* **Chart and figure data**
------------------------------

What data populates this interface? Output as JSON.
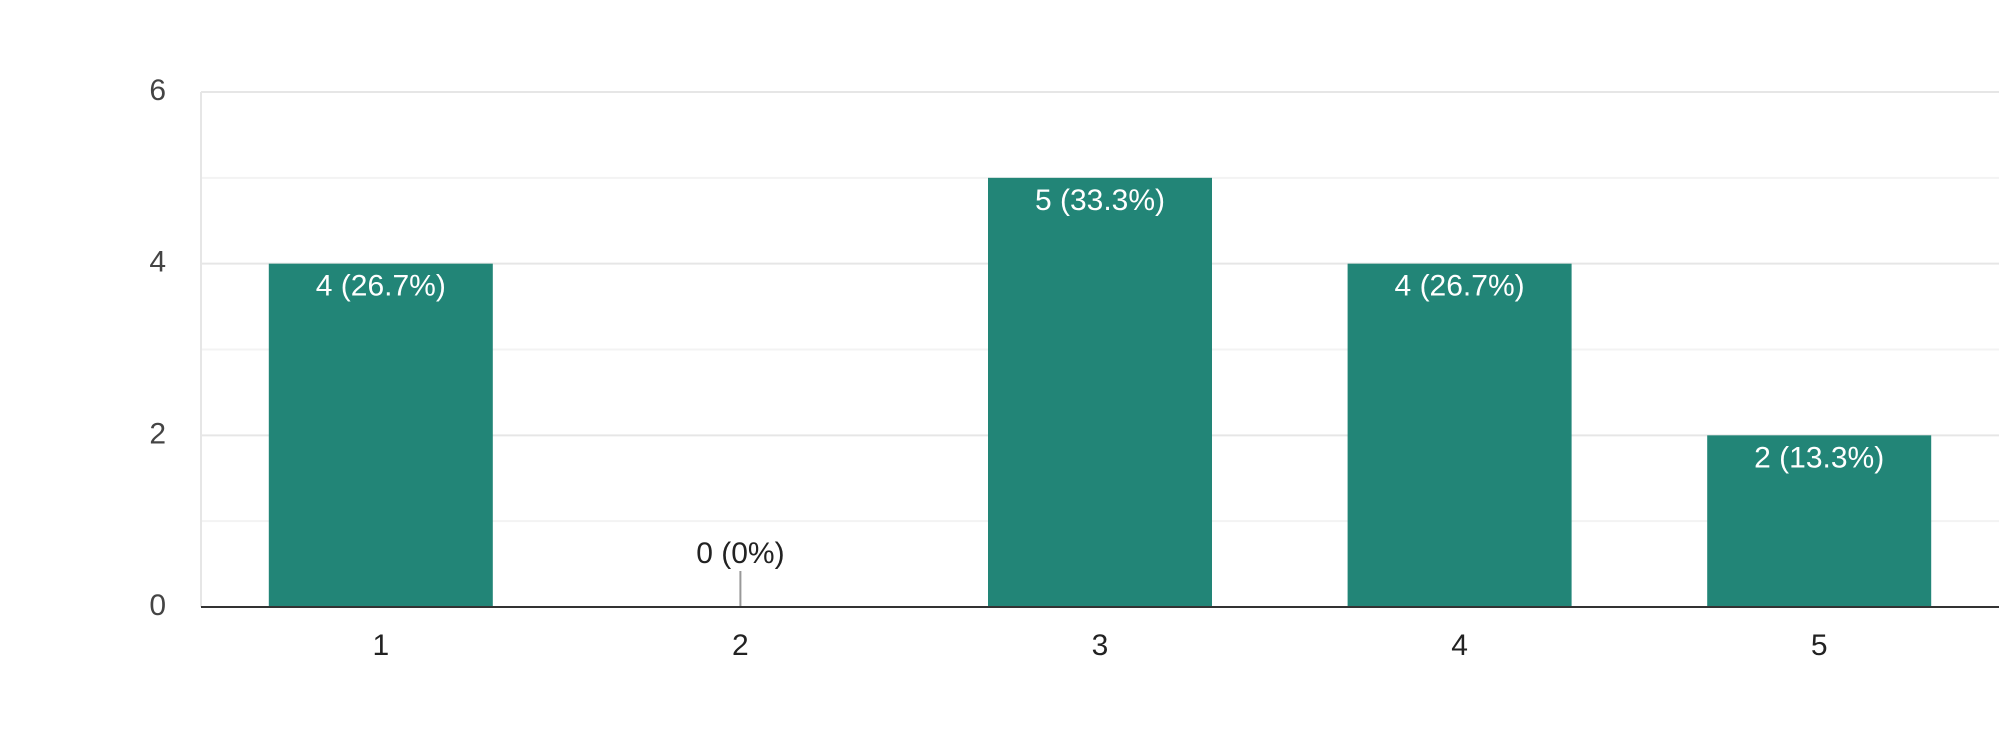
{
  "chart_data": {
    "type": "bar",
    "categories": [
      "1",
      "2",
      "3",
      "4",
      "5"
    ],
    "values": [
      4,
      0,
      5,
      4,
      2
    ],
    "value_labels": [
      "4 (26.7%)",
      "0 (0%)",
      "5 (33.3%)",
      "4 (26.7%)",
      "2 (13.3%)"
    ],
    "color": "#228577",
    "ylim": [
      0,
      6
    ],
    "yticks": [
      0,
      2,
      4,
      6
    ],
    "grid": true
  }
}
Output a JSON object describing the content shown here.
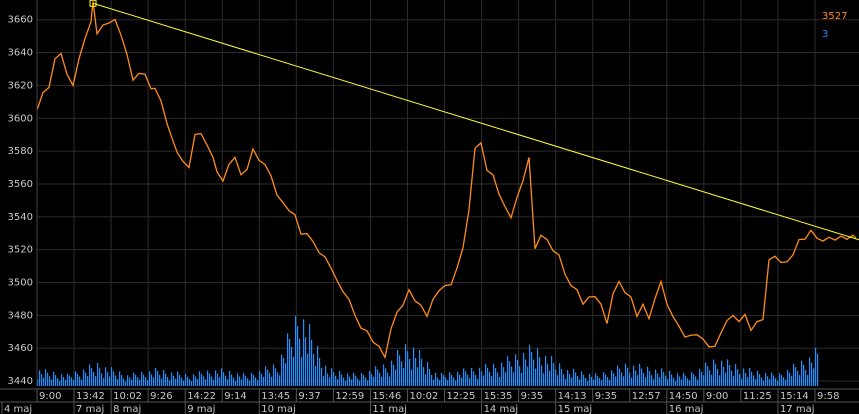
{
  "chart_data": {
    "type": "line",
    "y_ticks": [
      "3660",
      "3640",
      "3620",
      "3600",
      "3580",
      "3560",
      "3540",
      "3520",
      "3500",
      "3480",
      "3460",
      "3440"
    ],
    "ylim": [
      3437,
      3672
    ],
    "time_labels": [
      "9:00",
      "13:42",
      "10:02",
      "9:26",
      "14:22",
      "9:14",
      "13:45",
      "9:37",
      "12:59",
      "15:46",
      "10:02",
      "12:25",
      "15:35",
      "9:35",
      "14:13",
      "9:35",
      "12:57",
      "14:50",
      "9:00",
      "11:25",
      "15:14",
      "9:58"
    ],
    "day_labels": [
      "4 maj",
      "7 maj",
      "8 maj",
      "9 maj",
      "10 maj",
      "11 maj",
      "14 maj",
      "15 maj",
      "16 maj",
      "17 maj"
    ],
    "series": [
      {
        "name": "3527",
        "color": "#ff8c1a",
        "x": [
          0,
          6,
          12,
          18,
          24,
          30,
          36,
          42,
          48,
          54,
          56,
          60,
          66,
          72,
          78,
          84,
          90,
          96,
          102,
          108,
          114,
          118,
          124,
          130,
          136,
          140,
          146,
          152,
          158,
          164,
          170,
          176,
          180,
          186,
          192,
          198,
          204,
          210,
          216,
          222,
          228,
          234,
          240,
          246,
          252,
          258,
          264,
          270,
          276,
          282,
          288,
          294,
          300,
          306,
          312,
          318,
          324,
          330,
          336,
          342,
          348,
          354,
          360,
          366,
          372,
          378,
          384,
          390,
          396,
          402,
          408,
          414,
          420,
          426,
          432,
          438,
          444,
          450,
          456,
          462,
          468,
          474,
          480,
          486,
          492,
          498,
          504,
          510,
          516,
          522,
          528,
          534,
          540,
          546,
          552,
          558,
          564,
          570,
          576,
          582,
          588,
          594,
          600,
          606,
          612,
          618,
          624,
          630,
          636,
          642,
          648,
          654,
          660,
          666,
          672,
          678,
          684,
          690,
          696,
          702,
          708,
          714,
          720,
          726,
          732,
          738,
          744,
          750,
          756,
          762,
          768,
          774,
          780,
          786,
          792,
          798,
          804,
          810,
          816,
          819
        ],
        "values": [
          3605,
          3615,
          3620,
          3635,
          3640,
          3625,
          3620,
          3638,
          3648,
          3660,
          3670,
          3652,
          3655,
          3658,
          3662,
          3650,
          3640,
          3622,
          3628,
          3625,
          3618,
          3620,
          3610,
          3598,
          3585,
          3580,
          3572,
          3570,
          3592,
          3590,
          3585,
          3575,
          3568,
          3560,
          3572,
          3578,
          3565,
          3570,
          3580,
          3575,
          3570,
          3565,
          3555,
          3548,
          3545,
          3540,
          3530,
          3528,
          3525,
          3520,
          3515,
          3510,
          3500,
          3495,
          3488,
          3480,
          3474,
          3470,
          3465,
          3460,
          3455,
          3470,
          3482,
          3488,
          3495,
          3490,
          3485,
          3480,
          3488,
          3495,
          3500,
          3498,
          3510,
          3520,
          3545,
          3580,
          3585,
          3570,
          3565,
          3555,
          3545,
          3540,
          3550,
          3562,
          3578,
          3520,
          3530,
          3525,
          3520,
          3515,
          3505,
          3500,
          3495,
          3488,
          3490,
          3492,
          3485,
          3475,
          3495,
          3500,
          3495,
          3490,
          3480,
          3485,
          3478,
          3492,
          3500,
          3488,
          3478,
          3474,
          3465,
          3468,
          3470,
          3465,
          3462,
          3460,
          3470,
          3475,
          3480,
          3478,
          3480,
          3472,
          3475,
          3478,
          3512,
          3516,
          3514,
          3512,
          3518,
          3525,
          3527,
          3530,
          3527,
          3527,
          3527,
          3527,
          3527,
          3527,
          3527,
          3527
        ]
      },
      {
        "name": "3",
        "color": "#1e90ff",
        "x": [
          0,
          30,
          60,
          90,
          120,
          150,
          180,
          210,
          240,
          262,
          290,
          320,
          350,
          372,
          400,
          430,
          460,
          496,
          530,
          560,
          590,
          620,
          650,
          680,
          710,
          740,
          770,
          790,
          805,
          819
        ],
        "values": [
          3,
          2,
          4,
          2,
          3,
          2,
          3,
          2,
          4,
          14,
          3,
          2,
          4,
          8,
          2,
          3,
          4,
          7,
          3,
          2,
          4,
          3,
          2,
          5,
          3,
          2,
          5,
          8,
          6,
          4
        ]
      }
    ],
    "trendline": {
      "color": "#ffff33",
      "x": [
        56,
        859
      ],
      "values": [
        3670,
        3526
      ]
    },
    "grid": true
  }
}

------------------------------

* **Exercise**
Copy the entries exactly. Leave out the images.

* **Problem solution**
What data populates this interface? Output as JSON.
{
  "chart_data": {
    "type": "bar",
    "categories": [
      "1",
      "2",
      "3",
      "4",
      "5"
    ],
    "values": [
      4,
      0,
      5,
      4,
      2
    ],
    "value_labels": [
      "4 (26.7%)",
      "0 (0%)",
      "5 (33.3%)",
      "4 (26.7%)",
      "2 (13.3%)"
    ],
    "color": "#228577",
    "ylim": [
      0,
      6
    ],
    "yticks": [
      0,
      2,
      4,
      6
    ],
    "grid": true
  }
}
Output a JSON object describing the content shown here.
{
  "chart_data": {
    "type": "line",
    "y_ticks": [
      "3660",
      "3640",
      "3620",
      "3600",
      "3580",
      "3560",
      "3540",
      "3520",
      "3500",
      "3480",
      "3460",
      "3440"
    ],
    "ylim": [
      3437,
      3672
    ],
    "time_labels": [
      "9:00",
      "13:42",
      "10:02",
      "9:26",
      "14:22",
      "9:14",
      "13:45",
      "9:37",
      "12:59",
      "15:46",
      "10:02",
      "12:25",
      "15:35",
      "9:35",
      "14:13",
      "9:35",
      "12:57",
      "14:50",
      "9:00",
      "11:25",
      "15:14",
      "9:58"
    ],
    "day_labels": [
      "4 maj",
      "7 maj",
      "8 maj",
      "9 maj",
      "10 maj",
      "11 maj",
      "14 maj",
      "15 maj",
      "16 maj",
      "17 maj"
    ],
    "series": [
      {
        "name": "3527",
        "color": "#ff8c1a",
        "x": [
          0,
          6,
          12,
          18,
          24,
          30,
          36,
          42,
          48,
          54,
          56,
          60,
          66,
          72,
          78,
          84,
          90,
          96,
          102,
          108,
          114,
          118,
          124,
          130,
          136,
          140,
          146,
          152,
          158,
          164,
          170,
          176,
          180,
          186,
          192,
          198,
          204,
          210,
          216,
          222,
          228,
          234,
          240,
          246,
          252,
          258,
          264,
          270,
          276,
          282,
          288,
          294,
          300,
          306,
          312,
          318,
          324,
          330,
          336,
          342,
          348,
          354,
          360,
          366,
          372,
          378,
          384,
          390,
          396,
          402,
          408,
          414,
          420,
          426,
          432,
          438,
          444,
          450,
          456,
          462,
          468,
          474,
          480,
          486,
          492,
          498,
          504,
          510,
          516,
          522,
          528,
          534,
          540,
          546,
          552,
          558,
          564,
          570,
          576,
          582,
          588,
          594,
          600,
          606,
          612,
          618,
          624,
          630,
          636,
          642,
          648,
          654,
          660,
          666,
          672,
          678,
          684,
          690,
          696,
          702,
          708,
          714,
          720,
          726,
          732,
          738,
          744,
          750,
          756,
          762,
          768,
          774,
          780,
          786,
          792,
          798,
          804,
          810,
          816,
          819
        ],
        "values": [
          3605,
          3615,
          3620,
          3635,
          3640,
          3625,
          3620,
          3638,
          3648,
          3660,
          3670,
          3652,
          3655,
          3658,
          3662,
          3650,
          3640,
          3622,
          3628,
          3625,
          3618,
          3620,
          3610,
          3598,
          3585,
          3580,
          3572,
          3570,
          3592,
          3590,
          3585,
          3575,
          3568,
          3560,
          3572,
          3578,
          3565,
          3570,
          3580,
          3575,
          3570,
          3565,
          3555,
          3548,
          3545,
          3540,
          3530,
          3528,
          3525,
          3520,
          3515,
          3510,
          3500,
          3495,
          3488,
          3480,
          3474,
          3470,
          3465,
          3460,
          3455,
          3470,
          3482,
          3488,
          3495,
          3490,
          3485,
          3480,
          3488,
          3495,
          3500,
          3498,
          3510,
          3520,
          3545,
          3580,
          3585,
          3570,
          3565,
          3555,
          3545,
          3540,
          3550,
          3562,
          3578,
          3520,
          3530,
          3525,
          3520,
          3515,
          3505,
          3500,
          3495,
          3488,
          3490,
          3492,
          3485,
          3475,
          3495,
          3500,
          3495,
          3490,
          3480,
          3485,
          3478,
          3492,
          3500,
          3488,
          3478,
          3474,
          3465,
          3468,
          3470,
          3465,
          3462,
          3460,
          3470,
          3475,
          3480,
          3478,
          3480,
          3472,
          3475,
          3478,
          3512,
          3516,
          3514,
          3512,
          3518,
          3525,
          3527,
          3530,
          3527,
          3527,
          3527,
          3527,
          3527,
          3527,
          3527,
          3527
        ]
      },
      {
        "name": "3",
        "color": "#1e90ff",
        "x": [
          0,
          30,
          60,
          90,
          120,
          150,
          180,
          210,
          240,
          262,
          290,
          320,
          350,
          372,
          400,
          430,
          460,
          496,
          530,
          560,
          590,
          620,
          650,
          680,
          710,
          740,
          770,
          790,
          805,
          819
        ],
        "values": [
          3,
          2,
          4,
          2,
          3,
          2,
          3,
          2,
          4,
          14,
          3,
          2,
          4,
          8,
          2,
          3,
          4,
          7,
          3,
          2,
          4,
          3,
          2,
          5,
          3,
          2,
          5,
          8,
          6,
          4
        ]
      }
    ],
    "trendline": {
      "color": "#ffff33",
      "x": [
        56,
        859
      ],
      "values": [
        3670,
        3526
      ]
    },
    "grid": true
  }
}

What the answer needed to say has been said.